>> begin Input for this task
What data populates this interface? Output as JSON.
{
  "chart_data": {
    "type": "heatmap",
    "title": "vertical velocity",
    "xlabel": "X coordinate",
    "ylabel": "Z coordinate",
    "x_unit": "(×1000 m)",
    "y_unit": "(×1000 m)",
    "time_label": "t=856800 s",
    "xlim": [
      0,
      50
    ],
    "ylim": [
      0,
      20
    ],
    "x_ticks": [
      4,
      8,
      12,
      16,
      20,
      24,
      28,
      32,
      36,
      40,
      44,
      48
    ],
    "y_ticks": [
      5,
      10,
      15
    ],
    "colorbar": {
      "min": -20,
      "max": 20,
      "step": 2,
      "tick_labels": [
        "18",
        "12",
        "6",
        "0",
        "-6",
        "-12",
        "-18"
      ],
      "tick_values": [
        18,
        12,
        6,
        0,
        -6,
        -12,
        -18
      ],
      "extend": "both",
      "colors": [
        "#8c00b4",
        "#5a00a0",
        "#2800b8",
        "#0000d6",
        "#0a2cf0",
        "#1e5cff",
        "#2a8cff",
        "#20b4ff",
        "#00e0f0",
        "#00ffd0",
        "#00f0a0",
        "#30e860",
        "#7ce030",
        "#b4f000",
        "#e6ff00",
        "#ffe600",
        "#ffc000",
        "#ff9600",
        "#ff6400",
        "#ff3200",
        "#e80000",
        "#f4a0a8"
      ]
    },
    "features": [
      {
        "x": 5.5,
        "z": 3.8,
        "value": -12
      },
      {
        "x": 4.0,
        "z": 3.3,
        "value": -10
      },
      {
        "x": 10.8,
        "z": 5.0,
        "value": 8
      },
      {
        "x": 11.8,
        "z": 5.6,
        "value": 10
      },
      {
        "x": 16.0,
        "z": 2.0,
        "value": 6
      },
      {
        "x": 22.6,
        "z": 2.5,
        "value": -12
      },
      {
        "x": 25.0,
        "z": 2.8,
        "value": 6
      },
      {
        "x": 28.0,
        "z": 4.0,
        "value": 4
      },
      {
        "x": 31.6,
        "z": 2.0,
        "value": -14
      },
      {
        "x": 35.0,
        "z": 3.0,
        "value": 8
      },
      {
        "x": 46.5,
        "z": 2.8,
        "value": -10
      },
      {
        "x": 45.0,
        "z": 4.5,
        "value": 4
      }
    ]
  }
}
>> end Input for this task
Reproduce the records above exactly as they appear.

What data populates this interface? Output as JSON.
{
  "chart_data": {
    "type": "heatmap",
    "title": "vertical velocity",
    "xlabel": "X coordinate",
    "ylabel": "Z coordinate",
    "x_unit": "(×1000 m)",
    "y_unit": "(×1000 m)",
    "time_label": "t=856800 s",
    "xlim": [
      0,
      50
    ],
    "ylim": [
      0,
      20
    ],
    "x_ticks": [
      4,
      8,
      12,
      16,
      20,
      24,
      28,
      32,
      36,
      40,
      44,
      48
    ],
    "y_ticks": [
      5,
      10,
      15
    ],
    "colorbar": {
      "min": -20,
      "max": 20,
      "step": 2,
      "tick_labels": [
        "18",
        "12",
        "6",
        "0",
        "-6",
        "-12",
        "-18"
      ],
      "tick_values": [
        18,
        12,
        6,
        0,
        -6,
        -12,
        -18
      ],
      "extend": "both",
      "colors": [
        "#8c00b4",
        "#5a00a0",
        "#2800b8",
        "#0000d6",
        "#0a2cf0",
        "#1e5cff",
        "#2a8cff",
        "#20b4ff",
        "#00e0f0",
        "#00ffd0",
        "#00f0a0",
        "#30e860",
        "#7ce030",
        "#b4f000",
        "#e6ff00",
        "#ffe600",
        "#ffc000",
        "#ff9600",
        "#ff6400",
        "#ff3200",
        "#e80000",
        "#f4a0a8"
      ]
    },
    "features": [
      {
        "x": 5.5,
        "z": 3.8,
        "value": -12
      },
      {
        "x": 4.0,
        "z": 3.3,
        "value": -10
      },
      {
        "x": 10.8,
        "z": 5.0,
        "value": 8
      },
      {
        "x": 11.8,
        "z": 5.6,
        "value": 10
      },
      {
        "x": 16.0,
        "z": 2.0,
        "value": 6
      },
      {
        "x": 22.6,
        "z": 2.5,
        "value": -12
      },
      {
        "x": 25.0,
        "z": 2.8,
        "value": 6
      },
      {
        "x": 28.0,
        "z": 4.0,
        "value": 4
      },
      {
        "x": 31.6,
        "z": 2.0,
        "value": -14
      },
      {
        "x": 35.0,
        "z": 3.0,
        "value": 8
      },
      {
        "x": 46.5,
        "z": 2.8,
        "value": -10
      },
      {
        "x": 45.0,
        "z": 4.5,
        "value": 4
      }
    ]
  }
}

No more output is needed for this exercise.